(Collected data)
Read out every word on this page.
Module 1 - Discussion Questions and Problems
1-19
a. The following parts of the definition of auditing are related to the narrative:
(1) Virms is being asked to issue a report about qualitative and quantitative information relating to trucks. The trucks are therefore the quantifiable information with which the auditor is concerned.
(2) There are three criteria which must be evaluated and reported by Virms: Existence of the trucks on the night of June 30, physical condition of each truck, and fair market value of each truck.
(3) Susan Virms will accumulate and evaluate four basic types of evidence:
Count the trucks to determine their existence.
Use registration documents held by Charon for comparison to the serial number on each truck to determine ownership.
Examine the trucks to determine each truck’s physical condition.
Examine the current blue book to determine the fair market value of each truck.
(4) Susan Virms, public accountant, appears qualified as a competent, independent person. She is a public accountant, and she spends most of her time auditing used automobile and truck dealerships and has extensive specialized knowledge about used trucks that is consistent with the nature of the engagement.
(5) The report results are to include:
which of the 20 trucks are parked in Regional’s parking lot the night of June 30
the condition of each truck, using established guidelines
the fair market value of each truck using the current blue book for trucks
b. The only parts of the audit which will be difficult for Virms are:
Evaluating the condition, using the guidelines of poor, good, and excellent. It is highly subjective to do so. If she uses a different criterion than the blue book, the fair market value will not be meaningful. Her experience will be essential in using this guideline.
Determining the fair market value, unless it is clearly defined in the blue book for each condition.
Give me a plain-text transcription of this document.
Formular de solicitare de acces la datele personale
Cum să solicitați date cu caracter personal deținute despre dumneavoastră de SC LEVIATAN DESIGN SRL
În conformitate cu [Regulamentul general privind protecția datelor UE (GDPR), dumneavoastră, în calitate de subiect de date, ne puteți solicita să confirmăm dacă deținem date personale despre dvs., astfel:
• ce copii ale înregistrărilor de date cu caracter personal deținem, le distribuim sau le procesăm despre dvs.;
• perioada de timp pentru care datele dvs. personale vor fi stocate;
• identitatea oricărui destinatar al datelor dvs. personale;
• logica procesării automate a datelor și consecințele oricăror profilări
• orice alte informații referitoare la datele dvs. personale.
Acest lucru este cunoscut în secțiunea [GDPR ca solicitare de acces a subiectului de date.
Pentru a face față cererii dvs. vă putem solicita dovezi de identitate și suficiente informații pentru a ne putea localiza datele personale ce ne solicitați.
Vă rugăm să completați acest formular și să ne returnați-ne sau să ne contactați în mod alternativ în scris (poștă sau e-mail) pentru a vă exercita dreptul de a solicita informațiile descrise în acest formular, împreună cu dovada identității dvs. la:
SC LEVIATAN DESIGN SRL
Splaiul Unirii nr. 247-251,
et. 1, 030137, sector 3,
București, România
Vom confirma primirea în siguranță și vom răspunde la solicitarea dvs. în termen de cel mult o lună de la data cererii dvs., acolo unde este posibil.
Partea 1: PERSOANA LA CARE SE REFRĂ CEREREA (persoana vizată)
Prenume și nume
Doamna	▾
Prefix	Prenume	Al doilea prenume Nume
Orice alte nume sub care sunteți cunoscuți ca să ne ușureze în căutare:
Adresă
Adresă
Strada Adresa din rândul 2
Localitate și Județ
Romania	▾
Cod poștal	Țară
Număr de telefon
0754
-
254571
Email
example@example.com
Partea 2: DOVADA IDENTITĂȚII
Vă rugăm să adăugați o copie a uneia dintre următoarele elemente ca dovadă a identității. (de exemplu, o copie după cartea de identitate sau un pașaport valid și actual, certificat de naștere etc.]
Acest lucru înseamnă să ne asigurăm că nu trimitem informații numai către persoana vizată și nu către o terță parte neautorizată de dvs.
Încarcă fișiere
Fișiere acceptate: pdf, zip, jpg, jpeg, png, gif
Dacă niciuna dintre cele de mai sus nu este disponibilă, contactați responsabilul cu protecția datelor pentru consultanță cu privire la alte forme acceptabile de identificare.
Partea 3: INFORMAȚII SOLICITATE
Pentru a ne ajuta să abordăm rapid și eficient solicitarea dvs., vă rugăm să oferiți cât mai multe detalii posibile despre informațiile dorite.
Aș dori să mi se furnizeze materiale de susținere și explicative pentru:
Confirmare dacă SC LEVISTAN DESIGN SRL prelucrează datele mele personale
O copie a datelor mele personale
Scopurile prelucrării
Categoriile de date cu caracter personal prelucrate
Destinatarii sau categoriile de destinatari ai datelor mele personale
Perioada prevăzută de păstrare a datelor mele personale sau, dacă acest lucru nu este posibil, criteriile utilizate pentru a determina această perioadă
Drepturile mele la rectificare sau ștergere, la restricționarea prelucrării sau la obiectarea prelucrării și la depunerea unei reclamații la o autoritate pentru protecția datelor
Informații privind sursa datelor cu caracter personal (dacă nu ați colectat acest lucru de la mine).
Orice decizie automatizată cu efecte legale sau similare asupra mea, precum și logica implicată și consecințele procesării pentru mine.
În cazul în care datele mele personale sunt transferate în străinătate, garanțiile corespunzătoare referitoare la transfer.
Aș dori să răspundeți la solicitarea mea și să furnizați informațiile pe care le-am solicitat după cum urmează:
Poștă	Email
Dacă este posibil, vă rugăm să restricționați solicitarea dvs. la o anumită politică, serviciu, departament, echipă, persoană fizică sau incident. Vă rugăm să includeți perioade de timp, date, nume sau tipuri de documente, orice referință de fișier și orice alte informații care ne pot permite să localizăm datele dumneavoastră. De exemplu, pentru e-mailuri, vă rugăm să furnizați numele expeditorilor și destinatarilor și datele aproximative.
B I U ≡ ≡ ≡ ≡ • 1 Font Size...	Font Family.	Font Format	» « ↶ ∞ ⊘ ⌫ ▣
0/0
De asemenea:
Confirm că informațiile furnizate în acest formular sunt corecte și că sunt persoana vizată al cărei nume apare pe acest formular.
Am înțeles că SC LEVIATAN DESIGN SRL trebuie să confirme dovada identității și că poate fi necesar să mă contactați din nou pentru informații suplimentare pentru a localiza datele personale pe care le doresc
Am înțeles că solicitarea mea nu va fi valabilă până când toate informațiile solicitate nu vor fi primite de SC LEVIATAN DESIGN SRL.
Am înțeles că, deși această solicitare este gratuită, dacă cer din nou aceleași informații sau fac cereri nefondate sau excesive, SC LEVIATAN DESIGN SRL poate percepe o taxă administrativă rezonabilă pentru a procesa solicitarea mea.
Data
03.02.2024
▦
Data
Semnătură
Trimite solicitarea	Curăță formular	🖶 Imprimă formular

_What is asked:_
Give all the records again. Match them exactly.

_Task answer:_
Read out every word on this page.
Module 1 - Discussion Questions and Problems
1-19
a. The following parts of the definition of auditing are related to the narrative:
(1) Virms is being asked to issue a report about qualitative and quantitative information relating to trucks. The trucks are therefore the quantifiable information with which the auditor is concerned.
(2) There are three criteria which must be evaluated and reported by Virms: Existence of the trucks on the night of June 30, physical condition of each truck, and fair market value of each truck.
(3) Susan Virms will accumulate and evaluate four basic types of evidence:
Count the trucks to determine their existence.
Use registration documents held by Charon for comparison to the serial number on each truck to determine ownership.
Examine the trucks to determine each truck’s physical condition.
Examine the current blue book to determine the fair market value of each truck.
(4) Susan Virms, public accountant, appears qualified as a competent, independent person. She is a public accountant, and she spends most of her time auditing used automobile and truck dealerships and has extensive specialized knowledge about used trucks that is consistent with the nature of the engagement.
(5) The report results are to include:
which of the 20 trucks are parked in Regional’s parking lot the night of June 30
the condition of each truck, using established guidelines
the fair market value of each truck using the current blue book for trucks
b. The only parts of the audit which will be difficult for Virms are:
Evaluating the condition, using the guidelines of poor, good, and excellent. It is highly subjective to do so. If she uses a different criterion than the blue book, the fair market value will not be meaningful. Her experience will be essential in using this guideline.
Determining the fair market value, unless it is clearly defined in the blue book for each condition.
Give me a plain-text transcription of this document.
Formular de solicitare de acces la datele personale
Cum să solicitați date cu caracter personal deținute despre dumneavoastră de SC LEVIATAN DESIGN SRL
În conformitate cu [Regulamentul general privind protecția datelor UE (GDPR), dumneavoastră, în calitate de subiect de date, ne puteți solicita să confirmăm dacă deținem date personale despre dvs., astfel:
• ce copii ale înregistrărilor de date cu caracter personal deținem, le distribuim sau le procesăm despre dvs.;
• perioada de timp pentru care datele dvs. personale vor fi stocate;
• identitatea oricărui destinatar al datelor dvs. personale;
• logica procesării automate a datelor și consecințele oricăror profilări
• orice alte informații referitoare la datele dvs. personale.
Acest lucru este cunoscut în secțiunea [GDPR ca solicitare de acces a subiectului de date.
Pentru a face față cererii dvs. vă putem solicita dovezi de identitate și suficiente informații pentru a ne putea localiza datele personale ce ne solicitați.
Vă rugăm să completați acest formular și să ne returnați-ne sau să ne contactați în mod alternativ în scris (poștă sau e-mail) pentru a vă exercita dreptul de a solicita informațiile descrise în acest formular, împreună cu dovada identității dvs. la:
SC LEVIATAN DESIGN SRL
Splaiul Unirii nr. 247-251,
et. 1, 030137, sector 3,
București, România
Vom confirma primirea în siguranță și vom răspunde la solicitarea dvs. în termen de cel mult o lună de la data cererii dvs., acolo unde este posibil.
Partea 1: PERSOANA LA CARE SE REFRĂ CEREREA (persoana vizată)
Prenume și nume
Doamna	▾
Prefix	Prenume	Al doilea prenume Nume
Orice alte nume sub care sunteți cunoscuți ca să ne ușureze în căutare:
Adresă
Adresă
Strada Adresa din rândul 2
Localitate și Județ
Romania	▾
Cod poștal	Țară
Număr de telefon
0754
-
254571
Email
example@example.com
Partea 2: DOVADA IDENTITĂȚII
Vă rugăm să adăugați o copie a uneia dintre următoarele elemente ca dovadă a identității. (de exemplu, o copie după cartea de identitate sau un pașaport valid și actual, certificat de naștere etc.]
Acest lucru înseamnă să ne asigurăm că nu trimitem informații numai către persoana vizată și nu către o terță parte neautorizată de dvs.
Încarcă fișiere
Fișiere acceptate: pdf, zip, jpg, jpeg, png, gif
Dacă niciuna dintre cele de mai sus nu este disponibilă, contactați responsabilul cu protecția datelor pentru consultanță cu privire la alte forme acceptabile de identificare.
Partea 3: INFORMAȚII SOLICITATE
Pentru a ne ajuta să abordăm rapid și eficient solicitarea dvs., vă rugăm să oferiți cât mai multe detalii posibile despre informațiile dorite.
Aș dori să mi se furnizeze materiale de susținere și explicative pentru:
Confirmare dacă SC LEVISTAN DESIGN SRL prelucrează datele mele personale
O copie a datelor mele personale
Scopurile prelucrării
Categoriile de date cu caracter personal prelucrate
Destinatarii sau categoriile de destinatari ai datelor mele personale
Perioada prevăzută de păstrare a datelor mele personale sau, dacă acest lucru nu este posibil, criteriile utilizate pentru a determina această perioadă
Drepturile mele la rectificare sau ștergere, la restricționarea prelucrării sau la obiectarea prelucrării și la depunerea unei reclamații la o autoritate pentru protecția datelor
Informații privind sursa datelor cu caracter personal (dacă nu ați colectat acest lucru de la mine).
Orice decizie automatizată cu efecte legale sau similare asupra mea, precum și logica implicată și consecințele procesării pentru mine.
În cazul în care datele mele personale sunt transferate în străinătate, garanțiile corespunzătoare referitoare la transfer.
Aș dori să răspundeți la solicitarea mea și să furnizați informațiile pe care le-am solicitat după cum urmează:
Poștă	Email
Dacă este posibil, vă rugăm să restricționați solicitarea dvs. la o anumită politică, serviciu, departament, echipă, persoană fizică sau incident. Vă rugăm să includeți perioade de timp, date, nume sau tipuri de documente, orice referință de fișier și orice alte informații care ne pot permite să localizăm datele dumneavoastră. De exemplu, pentru e-mailuri, vă rugăm să furnizați numele expeditorilor și destinatarilor și datele aproximative.
B I U ≡ ≡ ≡ ≡ • 1 Font Size...	Font Family.	Font Format	» « ↶ ∞ ⊘ ⌫ ▣
0/0
De asemenea:
Confirm că informațiile furnizate în acest formular sunt corecte și că sunt persoana vizată al cărei nume apare pe acest formular.
Am înțeles că SC LEVIATAN DESIGN SRL trebuie să confirme dovada identității și că poate fi necesar să mă contactați din nou pentru informații suplimentare pentru a localiza datele personale pe care le doresc
Am înțeles că solicitarea mea nu va fi valabilă până când toate informațiile solicitate nu vor fi primite de SC LEVIATAN DESIGN SRL.
Am înțeles că, deși această solicitare este gratuită, dacă cer din nou aceleași informații sau fac cereri nefondate sau excesive, SC LEVIATAN DESIGN SRL poate percepe o taxă administrativă rezonabilă pentru a procesa solicitarea mea.
Data
03.02.2024
▦
Data
Semnătură
Trimite solicitarea	Curăță formular	🖶 Imprimă formular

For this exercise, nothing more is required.